### Aim of the exercise:
Return the material below in full and exactly.

### Data records:
+++
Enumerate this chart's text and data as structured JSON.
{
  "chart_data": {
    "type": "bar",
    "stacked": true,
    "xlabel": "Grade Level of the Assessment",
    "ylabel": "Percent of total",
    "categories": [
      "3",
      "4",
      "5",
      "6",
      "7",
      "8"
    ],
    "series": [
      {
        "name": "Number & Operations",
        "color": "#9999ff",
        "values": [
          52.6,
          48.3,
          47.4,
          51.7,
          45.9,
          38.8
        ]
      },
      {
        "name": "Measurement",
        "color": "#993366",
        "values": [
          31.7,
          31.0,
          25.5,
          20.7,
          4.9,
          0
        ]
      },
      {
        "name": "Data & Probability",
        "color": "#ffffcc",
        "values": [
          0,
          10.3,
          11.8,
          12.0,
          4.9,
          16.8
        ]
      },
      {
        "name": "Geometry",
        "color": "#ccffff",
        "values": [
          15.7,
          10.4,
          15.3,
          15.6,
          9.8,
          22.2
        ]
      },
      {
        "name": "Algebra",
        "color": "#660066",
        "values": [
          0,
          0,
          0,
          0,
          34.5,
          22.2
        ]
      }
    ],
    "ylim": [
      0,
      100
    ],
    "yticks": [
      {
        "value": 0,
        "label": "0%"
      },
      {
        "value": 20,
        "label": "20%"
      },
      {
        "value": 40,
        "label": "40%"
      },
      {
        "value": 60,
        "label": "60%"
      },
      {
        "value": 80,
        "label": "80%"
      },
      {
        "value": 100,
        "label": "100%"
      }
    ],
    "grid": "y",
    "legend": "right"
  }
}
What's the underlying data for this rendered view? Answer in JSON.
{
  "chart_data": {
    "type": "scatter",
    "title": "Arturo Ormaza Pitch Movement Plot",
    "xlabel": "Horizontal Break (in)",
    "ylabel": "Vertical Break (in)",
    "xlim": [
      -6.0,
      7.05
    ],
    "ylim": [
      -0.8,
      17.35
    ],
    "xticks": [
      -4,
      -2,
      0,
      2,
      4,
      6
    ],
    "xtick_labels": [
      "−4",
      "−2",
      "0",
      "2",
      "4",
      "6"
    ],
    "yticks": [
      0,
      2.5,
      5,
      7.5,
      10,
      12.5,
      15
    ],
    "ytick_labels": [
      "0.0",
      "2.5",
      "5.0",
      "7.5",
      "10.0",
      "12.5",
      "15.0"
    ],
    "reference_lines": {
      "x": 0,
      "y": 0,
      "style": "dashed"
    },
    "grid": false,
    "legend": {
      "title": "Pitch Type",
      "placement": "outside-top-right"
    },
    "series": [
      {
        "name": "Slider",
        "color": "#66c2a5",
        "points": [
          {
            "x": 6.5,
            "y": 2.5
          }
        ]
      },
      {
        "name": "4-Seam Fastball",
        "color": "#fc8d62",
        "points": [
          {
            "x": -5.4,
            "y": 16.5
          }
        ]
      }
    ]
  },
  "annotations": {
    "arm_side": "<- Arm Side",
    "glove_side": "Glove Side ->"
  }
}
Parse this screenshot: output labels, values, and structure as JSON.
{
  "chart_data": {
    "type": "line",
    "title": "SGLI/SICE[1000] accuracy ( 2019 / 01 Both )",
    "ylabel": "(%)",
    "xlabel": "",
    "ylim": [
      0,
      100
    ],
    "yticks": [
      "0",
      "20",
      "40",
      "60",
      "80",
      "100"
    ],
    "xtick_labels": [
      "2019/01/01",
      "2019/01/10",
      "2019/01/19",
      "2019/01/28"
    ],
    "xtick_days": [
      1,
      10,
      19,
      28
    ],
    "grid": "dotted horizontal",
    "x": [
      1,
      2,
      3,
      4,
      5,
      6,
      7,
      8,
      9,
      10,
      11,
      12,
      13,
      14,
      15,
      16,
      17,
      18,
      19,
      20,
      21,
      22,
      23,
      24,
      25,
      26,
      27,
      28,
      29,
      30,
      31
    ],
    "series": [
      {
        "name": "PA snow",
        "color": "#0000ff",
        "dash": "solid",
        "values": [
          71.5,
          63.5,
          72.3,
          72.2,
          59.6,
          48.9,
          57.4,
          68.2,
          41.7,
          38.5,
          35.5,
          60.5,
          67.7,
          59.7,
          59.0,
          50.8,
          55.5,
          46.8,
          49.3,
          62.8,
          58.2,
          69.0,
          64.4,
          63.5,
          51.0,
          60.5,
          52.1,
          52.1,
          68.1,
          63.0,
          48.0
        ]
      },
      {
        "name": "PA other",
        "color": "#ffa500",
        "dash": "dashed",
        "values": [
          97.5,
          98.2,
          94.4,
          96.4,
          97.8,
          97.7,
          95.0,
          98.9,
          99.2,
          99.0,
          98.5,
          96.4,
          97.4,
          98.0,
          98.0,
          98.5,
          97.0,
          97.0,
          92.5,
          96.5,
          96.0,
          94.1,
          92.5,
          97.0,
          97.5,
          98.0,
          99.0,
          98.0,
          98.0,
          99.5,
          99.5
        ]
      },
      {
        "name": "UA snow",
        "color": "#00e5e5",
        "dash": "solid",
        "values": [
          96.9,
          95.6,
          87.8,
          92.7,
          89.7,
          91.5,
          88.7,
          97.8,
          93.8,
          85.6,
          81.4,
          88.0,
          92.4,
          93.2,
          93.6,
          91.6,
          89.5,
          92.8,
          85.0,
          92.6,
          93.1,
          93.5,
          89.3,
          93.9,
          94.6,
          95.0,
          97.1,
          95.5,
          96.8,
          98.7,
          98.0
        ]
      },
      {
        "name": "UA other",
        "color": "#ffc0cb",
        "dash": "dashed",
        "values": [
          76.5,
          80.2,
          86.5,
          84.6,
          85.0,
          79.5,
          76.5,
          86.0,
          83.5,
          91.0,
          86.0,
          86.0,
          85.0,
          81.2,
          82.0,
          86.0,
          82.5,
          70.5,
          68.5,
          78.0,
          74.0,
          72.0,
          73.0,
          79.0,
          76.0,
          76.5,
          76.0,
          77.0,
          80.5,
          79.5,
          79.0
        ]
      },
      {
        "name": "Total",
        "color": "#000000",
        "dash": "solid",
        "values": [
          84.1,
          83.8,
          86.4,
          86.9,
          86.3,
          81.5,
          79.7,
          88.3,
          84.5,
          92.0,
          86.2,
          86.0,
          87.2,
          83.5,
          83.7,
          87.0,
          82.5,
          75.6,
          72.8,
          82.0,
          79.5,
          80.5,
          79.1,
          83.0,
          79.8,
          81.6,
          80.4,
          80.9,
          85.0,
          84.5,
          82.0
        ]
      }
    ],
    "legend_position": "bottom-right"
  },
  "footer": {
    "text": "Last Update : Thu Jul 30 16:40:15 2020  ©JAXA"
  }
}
+++
### The response:
Enumerate this chart's text and data as structured JSON.
{
  "chart_data": {
    "type": "bar",
    "stacked": true,
    "xlabel": "Grade Level of the Assessment",
    "ylabel": "Percent of total",
    "categories": [
      "3",
      "4",
      "5",
      "6",
      "7",
      "8"
    ],
    "series": [
      {
        "name": "Number & Operations",
        "color": "#9999ff",
        "values": [
          52.6,
          48.3,
          47.4,
          51.7,
          45.9,
          38.8
        ]
      },
      {
        "name": "Measurement",
        "color": "#993366",
        "values": [
          31.7,
          31.0,
          25.5,
          20.7,
          4.9,
          0
        ]
      },
      {
        "name": "Data & Probability",
        "color": "#ffffcc",
        "values": [
          0,
          10.3,
          11.8,
          12.0,
          4.9,
          16.8
        ]
      },
      {
        "name": "Geometry",
        "color": "#ccffff",
        "values": [
          15.7,
          10.4,
          15.3,
          15.6,
          9.8,
          22.2
        ]
      },
      {
        "name": "Algebra",
        "color": "#660066",
        "values": [
          0,
          0,
          0,
          0,
          34.5,
          22.2
        ]
      }
    ],
    "ylim": [
      0,
      100
    ],
    "yticks": [
      {
        "value": 0,
        "label": "0%"
      },
      {
        "value": 20,
        "label": "20%"
      },
      {
        "value": 40,
        "label": "40%"
      },
      {
        "value": 60,
        "label": "60%"
      },
      {
        "value": 80,
        "label": "80%"
      },
      {
        "value": 100,
        "label": "100%"
      }
    ],
    "grid": "y",
    "legend": "right"
  }
}
What's the underlying data for this rendered view? Answer in JSON.
{
  "chart_data": {
    "type": "scatter",
    "title": "Arturo Ormaza Pitch Movement Plot",
    "xlabel": "Horizontal Break (in)",
    "ylabel": "Vertical Break (in)",
    "xlim": [
      -6.0,
      7.05
    ],
    "ylim": [
      -0.8,
      17.35
    ],
    "xticks": [
      -4,
      -2,
      0,
      2,
      4,
      6
    ],
    "xtick_labels": [
      "−4",
      "−2",
      "0",
      "2",
      "4",
      "6"
    ],
    "yticks": [
      0,
      2.5,
      5,
      7.5,
      10,
      12.5,
      15
    ],
    "ytick_labels": [
      "0.0",
      "2.5",
      "5.0",
      "7.5",
      "10.0",
      "12.5",
      "15.0"
    ],
    "reference_lines": {
      "x": 0,
      "y": 0,
      "style": "dashed"
    },
    "grid": false,
    "legend": {
      "title": "Pitch Type",
      "placement": "outside-top-right"
    },
    "series": [
      {
        "name": "Slider",
        "color": "#66c2a5",
        "points": [
          {
            "x": 6.5,
            "y": 2.5
          }
        ]
      },
      {
        "name": "4-Seam Fastball",
        "color": "#fc8d62",
        "points": [
          {
            "x": -5.4,
            "y": 16.5
          }
        ]
      }
    ]
  },
  "annotations": {
    "arm_side": "<- Arm Side",
    "glove_side": "Glove Side ->"
  }
}
Parse this screenshot: output labels, values, and structure as JSON.
{
  "chart_data": {
    "type": "line",
    "title": "SGLI/SICE[1000] accuracy ( 2019 / 01 Both )",
    "ylabel": "(%)",
    "xlabel": "",
    "ylim": [
      0,
      100
    ],
    "yticks": [
      "0",
      "20",
      "40",
      "60",
      "80",
      "100"
    ],
    "xtick_labels": [
      "2019/01/01",
      "2019/01/10",
      "2019/01/19",
      "2019/01/28"
    ],
    "xtick_days": [
      1,
      10,
      19,
      28
    ],
    "grid": "dotted horizontal",
    "x": [
      1,
      2,
      3,
      4,
      5,
      6,
      7,
      8,
      9,
      10,
      11,
      12,
      13,
      14,
      15,
      16,
      17,
      18,
      19,
      20,
      21,
      22,
      23,
      24,
      25,
      26,
      27,
      28,
      29,
      30,
      31
    ],
    "series": [
      {
        "name": "PA snow",
        "color": "#0000ff",
        "dash": "solid",
        "values": [
          71.5,
          63.5,
          72.3,
          72.2,
          59.6,
          48.9,
          57.4,
          68.2,
          41.7,
          38.5,
          35.5,
          60.5,
          67.7,
          59.7,
          59.0,
          50.8,
          55.5,
          46.8,
          49.3,
          62.8,
          58.2,
          69.0,
          64.4,
          63.5,
          51.0,
          60.5,
          52.1,
          52.1,
          68.1,
          63.0,
          48.0
        ]
      },
      {
        "name": "PA other",
        "color": "#ffa500",
        "dash": "dashed",
        "values": [
          97.5,
          98.2,
          94.4,
          96.4,
          97.8,
          97.7,
          95.0,
          98.9,
          99.2,
          99.0,
          98.5,
          96.4,
          97.4,
          98.0,
          98.0,
          98.5,
          97.0,
          97.0,
          92.5,
          96.5,
          96.0,
          94.1,
          92.5,
          97.0,
          97.5,
          98.0,
          99.0,
          98.0,
          98.0,
          99.5,
          99.5
        ]
      },
      {
        "name": "UA snow",
        "color": "#00e5e5",
        "dash": "solid",
        "values": [
          96.9,
          95.6,
          87.8,
          92.7,
          89.7,
          91.5,
          88.7,
          97.8,
          93.8,
          85.6,
          81.4,
          88.0,
          92.4,
          93.2,
          93.6,
          91.6,
          89.5,
          92.8,
          85.0,
          92.6,
          93.1,
          93.5,
          89.3,
          93.9,
          94.6,
          95.0,
          97.1,
          95.5,
          96.8,
          98.7,
          98.0
        ]
      },
      {
        "name": "UA other",
        "color": "#ffc0cb",
        "dash": "dashed",
        "values": [
          76.5,
          80.2,
          86.5,
          84.6,
          85.0,
          79.5,
          76.5,
          86.0,
          83.5,
          91.0,
          86.0,
          86.0,
          85.0,
          81.2,
          82.0,
          86.0,
          82.5,
          70.5,
          68.5,
          78.0,
          74.0,
          72.0,
          73.0,
          79.0,
          76.0,
          76.5,
          76.0,
          77.0,
          80.5,
          79.5,
          79.0
        ]
      },
      {
        "name": "Total",
        "color": "#000000",
        "dash": "solid",
        "values": [
          84.1,
          83.8,
          86.4,
          86.9,
          86.3,
          81.5,
          79.7,
          88.3,
          84.5,
          92.0,
          86.2,
          86.0,
          87.2,
          83.5,
          83.7,
          87.0,
          82.5,
          75.6,
          72.8,
          82.0,
          79.5,
          80.5,
          79.1,
          83.0,
          79.8,
          81.6,
          80.4,
          80.9,
          85.0,
          84.5,
          82.0
        ]
      }
    ],
    "legend_position": "bottom-right"
  },
  "footer": {
    "text": "Last Update : Thu Jul 30 16:40:15 2020  ©JAXA"
  }
}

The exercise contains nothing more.